In the data below, find every line that has the string "this", and copy it.

[Part of a data file]
BEGIN

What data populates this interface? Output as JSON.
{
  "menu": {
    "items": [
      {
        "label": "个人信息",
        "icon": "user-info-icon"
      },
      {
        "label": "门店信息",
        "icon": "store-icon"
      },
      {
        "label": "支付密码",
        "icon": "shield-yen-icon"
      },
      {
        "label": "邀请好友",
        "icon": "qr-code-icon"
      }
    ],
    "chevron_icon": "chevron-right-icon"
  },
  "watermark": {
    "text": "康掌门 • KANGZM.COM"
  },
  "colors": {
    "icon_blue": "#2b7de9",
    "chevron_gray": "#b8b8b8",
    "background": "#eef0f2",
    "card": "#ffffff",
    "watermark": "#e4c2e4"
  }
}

END
BEGIN

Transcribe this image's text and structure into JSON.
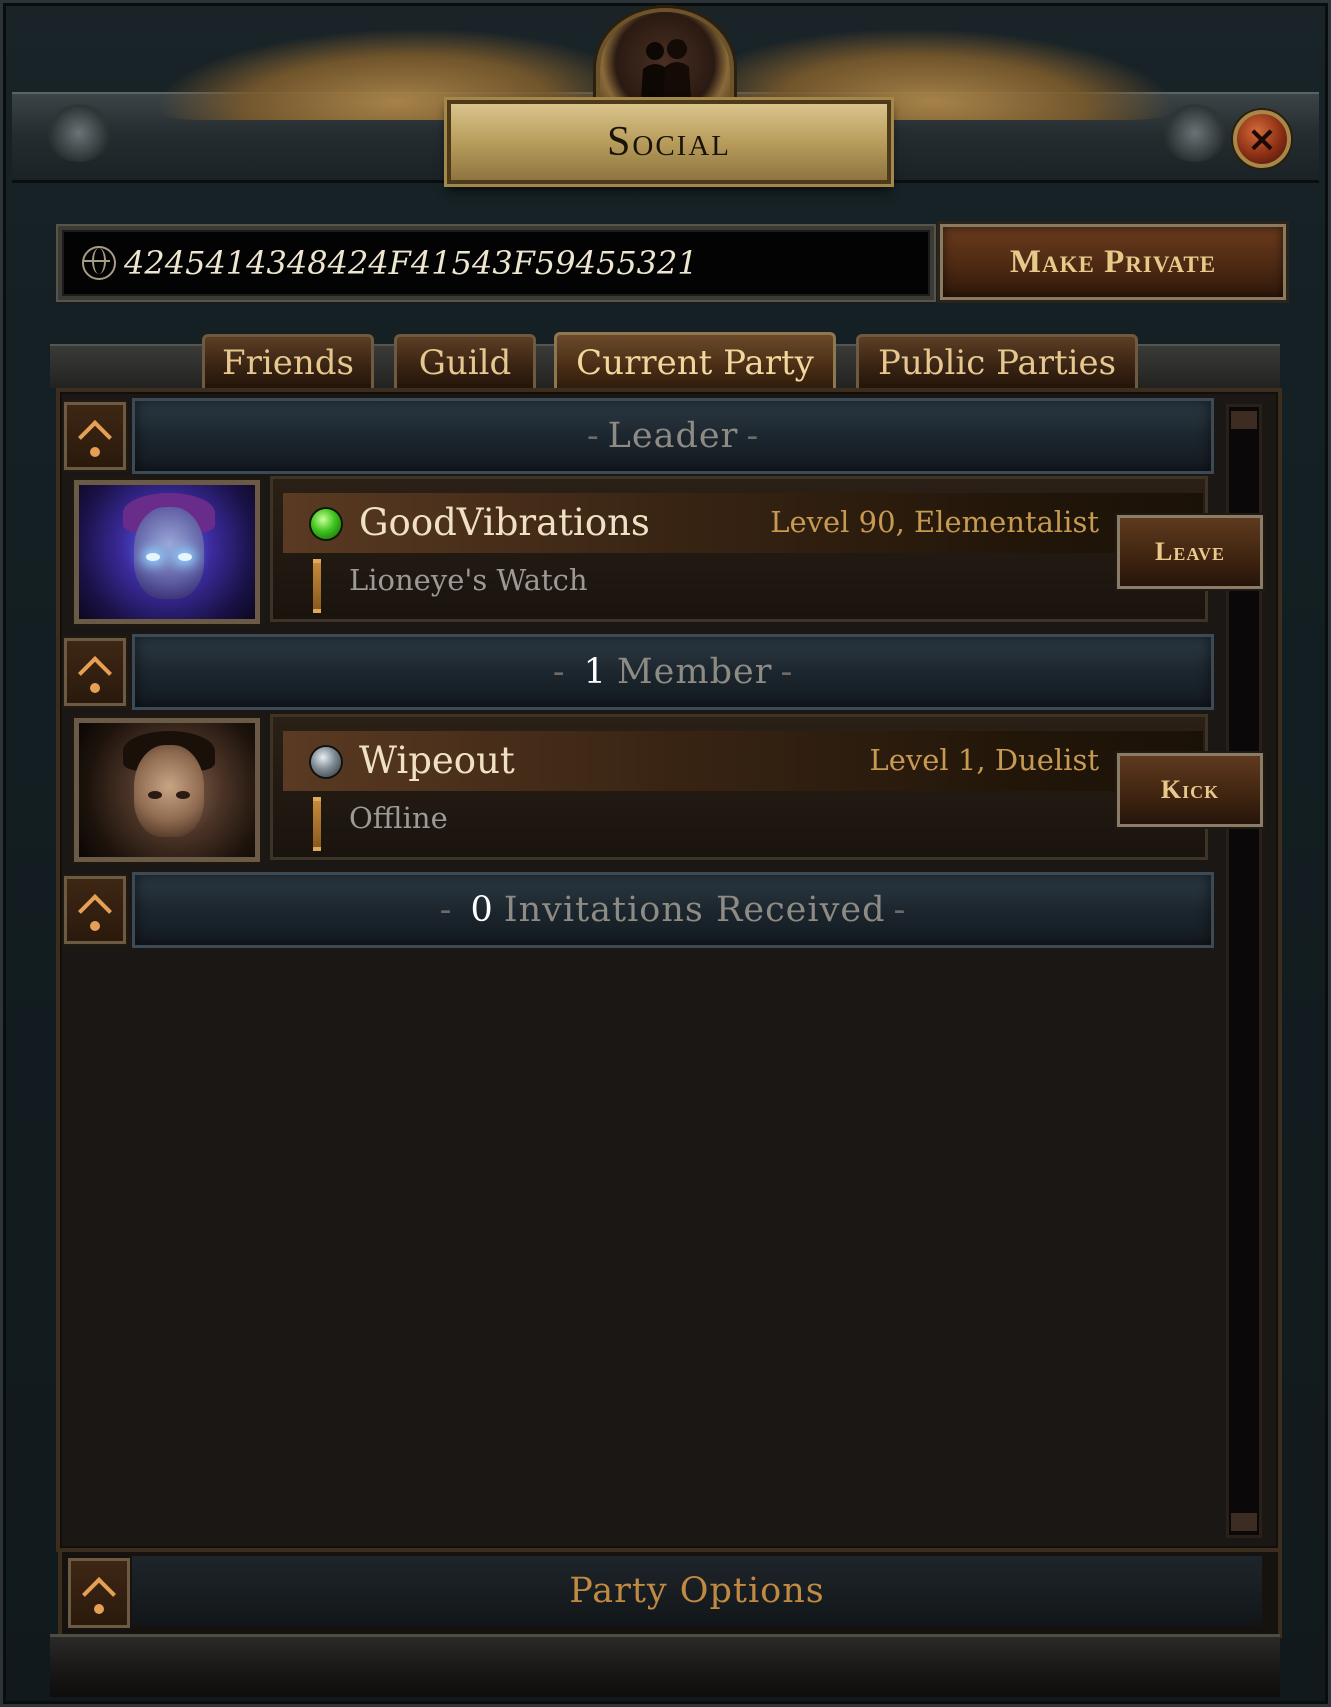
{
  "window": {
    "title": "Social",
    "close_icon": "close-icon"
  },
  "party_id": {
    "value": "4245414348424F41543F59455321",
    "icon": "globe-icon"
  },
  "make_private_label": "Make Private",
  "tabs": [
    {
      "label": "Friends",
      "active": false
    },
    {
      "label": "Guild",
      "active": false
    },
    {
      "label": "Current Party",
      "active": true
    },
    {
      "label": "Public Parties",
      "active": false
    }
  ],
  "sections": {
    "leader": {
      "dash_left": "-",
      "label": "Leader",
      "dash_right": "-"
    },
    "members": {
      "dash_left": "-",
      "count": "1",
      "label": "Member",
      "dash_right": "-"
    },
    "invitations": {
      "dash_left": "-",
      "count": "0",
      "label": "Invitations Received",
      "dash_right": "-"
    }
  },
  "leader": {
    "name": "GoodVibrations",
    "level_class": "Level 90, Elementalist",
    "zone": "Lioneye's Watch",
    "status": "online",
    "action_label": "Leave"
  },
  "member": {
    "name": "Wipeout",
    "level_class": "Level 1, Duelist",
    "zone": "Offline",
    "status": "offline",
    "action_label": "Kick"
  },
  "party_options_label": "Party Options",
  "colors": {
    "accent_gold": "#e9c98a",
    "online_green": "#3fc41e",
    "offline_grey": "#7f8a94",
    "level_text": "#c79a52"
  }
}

END

▸ Reply:
What data populates this interface? Output as JSON.
Transcribe this image's text and structure into JSON.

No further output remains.